- PROBLEM DESCRIPTION: Go through the listing and return every line with "invisible" in it.

Dataset entries
--------

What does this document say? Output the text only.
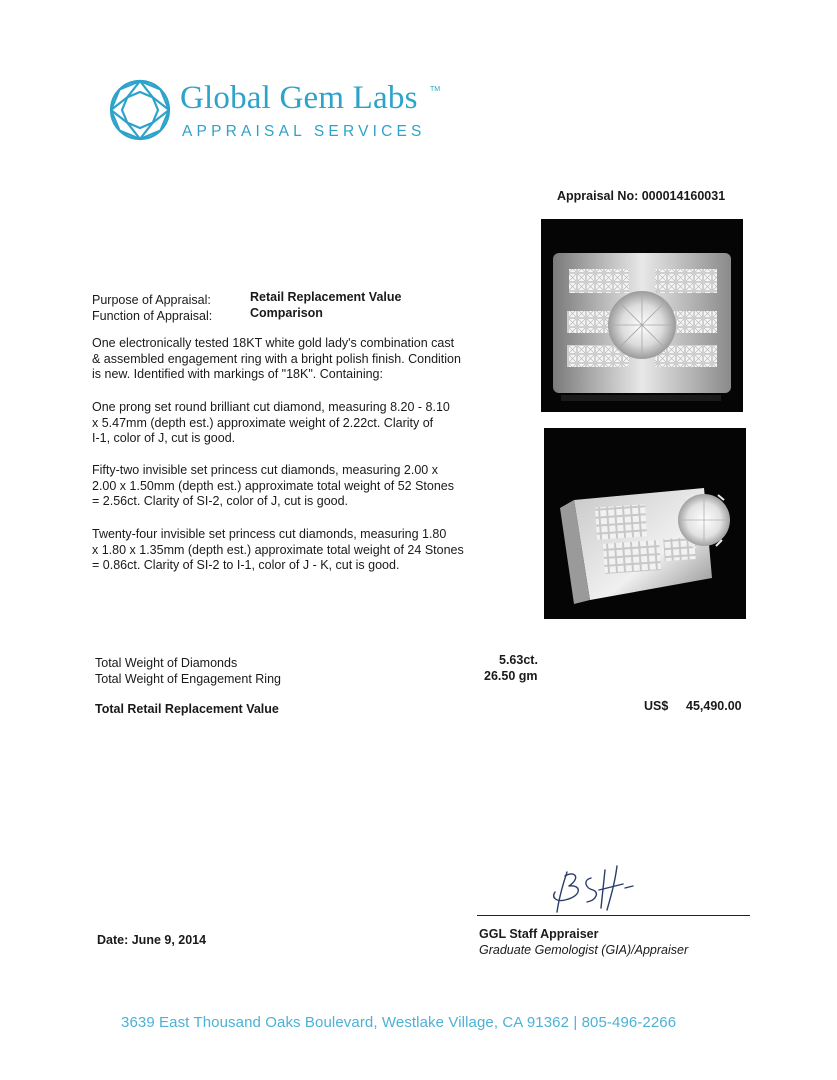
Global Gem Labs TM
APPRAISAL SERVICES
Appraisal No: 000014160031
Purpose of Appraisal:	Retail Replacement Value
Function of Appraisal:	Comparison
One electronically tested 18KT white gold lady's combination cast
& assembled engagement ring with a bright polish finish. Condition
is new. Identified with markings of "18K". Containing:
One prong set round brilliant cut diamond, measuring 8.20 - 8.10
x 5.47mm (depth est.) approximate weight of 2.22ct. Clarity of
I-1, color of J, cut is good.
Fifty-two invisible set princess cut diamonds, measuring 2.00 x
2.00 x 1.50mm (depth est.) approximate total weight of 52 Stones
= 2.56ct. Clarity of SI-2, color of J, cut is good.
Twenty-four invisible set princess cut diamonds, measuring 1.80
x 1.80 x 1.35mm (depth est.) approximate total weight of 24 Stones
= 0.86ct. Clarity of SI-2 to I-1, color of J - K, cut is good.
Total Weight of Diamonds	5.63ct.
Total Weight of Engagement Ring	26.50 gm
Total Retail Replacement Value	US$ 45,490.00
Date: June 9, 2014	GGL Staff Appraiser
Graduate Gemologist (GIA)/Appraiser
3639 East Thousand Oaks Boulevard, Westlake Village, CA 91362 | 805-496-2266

--------

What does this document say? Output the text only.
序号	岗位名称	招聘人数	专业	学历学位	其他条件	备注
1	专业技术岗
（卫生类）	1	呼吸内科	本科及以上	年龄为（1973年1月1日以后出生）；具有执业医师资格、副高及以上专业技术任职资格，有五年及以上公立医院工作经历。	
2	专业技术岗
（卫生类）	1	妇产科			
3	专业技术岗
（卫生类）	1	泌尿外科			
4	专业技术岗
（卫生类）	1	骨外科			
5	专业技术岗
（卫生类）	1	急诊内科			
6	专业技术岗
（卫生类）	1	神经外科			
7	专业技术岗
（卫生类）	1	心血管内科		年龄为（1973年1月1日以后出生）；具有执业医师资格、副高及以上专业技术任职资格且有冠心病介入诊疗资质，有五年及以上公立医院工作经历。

--------

- SOLUTION TO THIS TASK:
Fifty-two invisible set princess cut diamonds, measuring 2.00 x
Twenty-four invisible set princess cut diamonds, measuring 1.80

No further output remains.